→ Given instruction: Copy the data below exactly.

→ Working data:
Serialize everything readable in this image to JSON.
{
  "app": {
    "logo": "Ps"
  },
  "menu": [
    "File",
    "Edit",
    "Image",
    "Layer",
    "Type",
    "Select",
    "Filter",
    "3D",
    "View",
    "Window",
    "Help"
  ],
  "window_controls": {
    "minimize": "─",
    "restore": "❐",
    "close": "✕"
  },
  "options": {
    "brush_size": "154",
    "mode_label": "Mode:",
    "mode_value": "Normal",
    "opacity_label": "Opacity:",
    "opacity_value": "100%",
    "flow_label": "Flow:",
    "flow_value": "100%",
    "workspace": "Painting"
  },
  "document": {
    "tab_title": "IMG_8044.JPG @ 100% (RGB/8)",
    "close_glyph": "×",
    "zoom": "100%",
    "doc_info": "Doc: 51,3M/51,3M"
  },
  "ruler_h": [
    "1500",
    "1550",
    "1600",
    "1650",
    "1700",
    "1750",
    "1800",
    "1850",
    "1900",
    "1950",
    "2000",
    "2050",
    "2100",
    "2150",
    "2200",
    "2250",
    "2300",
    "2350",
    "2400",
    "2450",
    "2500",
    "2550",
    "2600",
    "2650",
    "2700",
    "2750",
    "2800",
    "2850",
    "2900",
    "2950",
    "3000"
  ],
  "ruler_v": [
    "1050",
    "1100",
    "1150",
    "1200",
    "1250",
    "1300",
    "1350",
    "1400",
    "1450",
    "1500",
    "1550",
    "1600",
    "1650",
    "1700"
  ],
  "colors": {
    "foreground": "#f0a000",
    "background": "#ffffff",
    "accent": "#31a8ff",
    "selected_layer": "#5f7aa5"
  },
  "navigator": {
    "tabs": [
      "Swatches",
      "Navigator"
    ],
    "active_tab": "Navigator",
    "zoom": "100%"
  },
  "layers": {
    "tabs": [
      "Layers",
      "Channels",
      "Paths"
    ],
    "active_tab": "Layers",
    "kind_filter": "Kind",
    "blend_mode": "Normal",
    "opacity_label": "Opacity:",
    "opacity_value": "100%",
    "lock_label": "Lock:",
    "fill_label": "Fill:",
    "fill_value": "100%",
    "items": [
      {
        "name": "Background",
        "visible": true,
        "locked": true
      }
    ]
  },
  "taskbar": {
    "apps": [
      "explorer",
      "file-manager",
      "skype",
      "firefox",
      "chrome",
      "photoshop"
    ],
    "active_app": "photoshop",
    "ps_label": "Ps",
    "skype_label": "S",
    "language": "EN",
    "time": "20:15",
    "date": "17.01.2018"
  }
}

→ Written reply:
Serialize everything readable in this image to JSON.
{
  "app": {
    "logo": "Ps"
  },
  "menu": [
    "File",
    "Edit",
    "Image",
    "Layer",
    "Type",
    "Select",
    "Filter",
    "3D",
    "View",
    "Window",
    "Help"
  ],
  "window_controls": {
    "minimize": "─",
    "restore": "❐",
    "close": "✕"
  },
  "options": {
    "brush_size": "154",
    "mode_label": "Mode:",
    "mode_value": "Normal",
    "opacity_label": "Opacity:",
    "opacity_value": "100%",
    "flow_label": "Flow:",
    "flow_value": "100%",
    "workspace": "Painting"
  },
  "document": {
    "tab_title": "IMG_8044.JPG @ 100% (RGB/8)",
    "close_glyph": "×",
    "zoom": "100%",
    "doc_info": "Doc: 51,3M/51,3M"
  },
  "ruler_h": [
    "1500",
    "1550",
    "1600",
    "1650",
    "1700",
    "1750",
    "1800",
    "1850",
    "1900",
    "1950",
    "2000",
    "2050",
    "2100",
    "2150",
    "2200",
    "2250",
    "2300",
    "2350",
    "2400",
    "2450",
    "2500",
    "2550",
    "2600",
    "2650",
    "2700",
    "2750",
    "2800",
    "2850",
    "2900",
    "2950",
    "3000"
  ],
  "ruler_v": [
    "1050",
    "1100",
    "1150",
    "1200",
    "1250",
    "1300",
    "1350",
    "1400",
    "1450",
    "1500",
    "1550",
    "1600",
    "1650",
    "1700"
  ],
  "colors": {
    "foreground": "#f0a000",
    "background": "#ffffff",
    "accent": "#31a8ff",
    "selected_layer": "#5f7aa5"
  },
  "navigator": {
    "tabs": [
      "Swatches",
      "Navigator"
    ],
    "active_tab": "Navigator",
    "zoom": "100%"
  },
  "layers": {
    "tabs": [
      "Layers",
      "Channels",
      "Paths"
    ],
    "active_tab": "Layers",
    "kind_filter": "Kind",
    "blend_mode": "Normal",
    "opacity_label": "Opacity:",
    "opacity_value": "100%",
    "lock_label": "Lock:",
    "fill_label": "Fill:",
    "fill_value": "100%",
    "items": [
      {
        "name": "Background",
        "visible": true,
        "locked": true
      }
    ]
  },
  "taskbar": {
    "apps": [
      "explorer",
      "file-manager",
      "skype",
      "firefox",
      "chrome",
      "photoshop"
    ],
    "active_app": "photoshop",
    "ps_label": "Ps",
    "skype_label": "S",
    "language": "EN",
    "time": "20:15",
    "date": "17.01.2018"
  }
}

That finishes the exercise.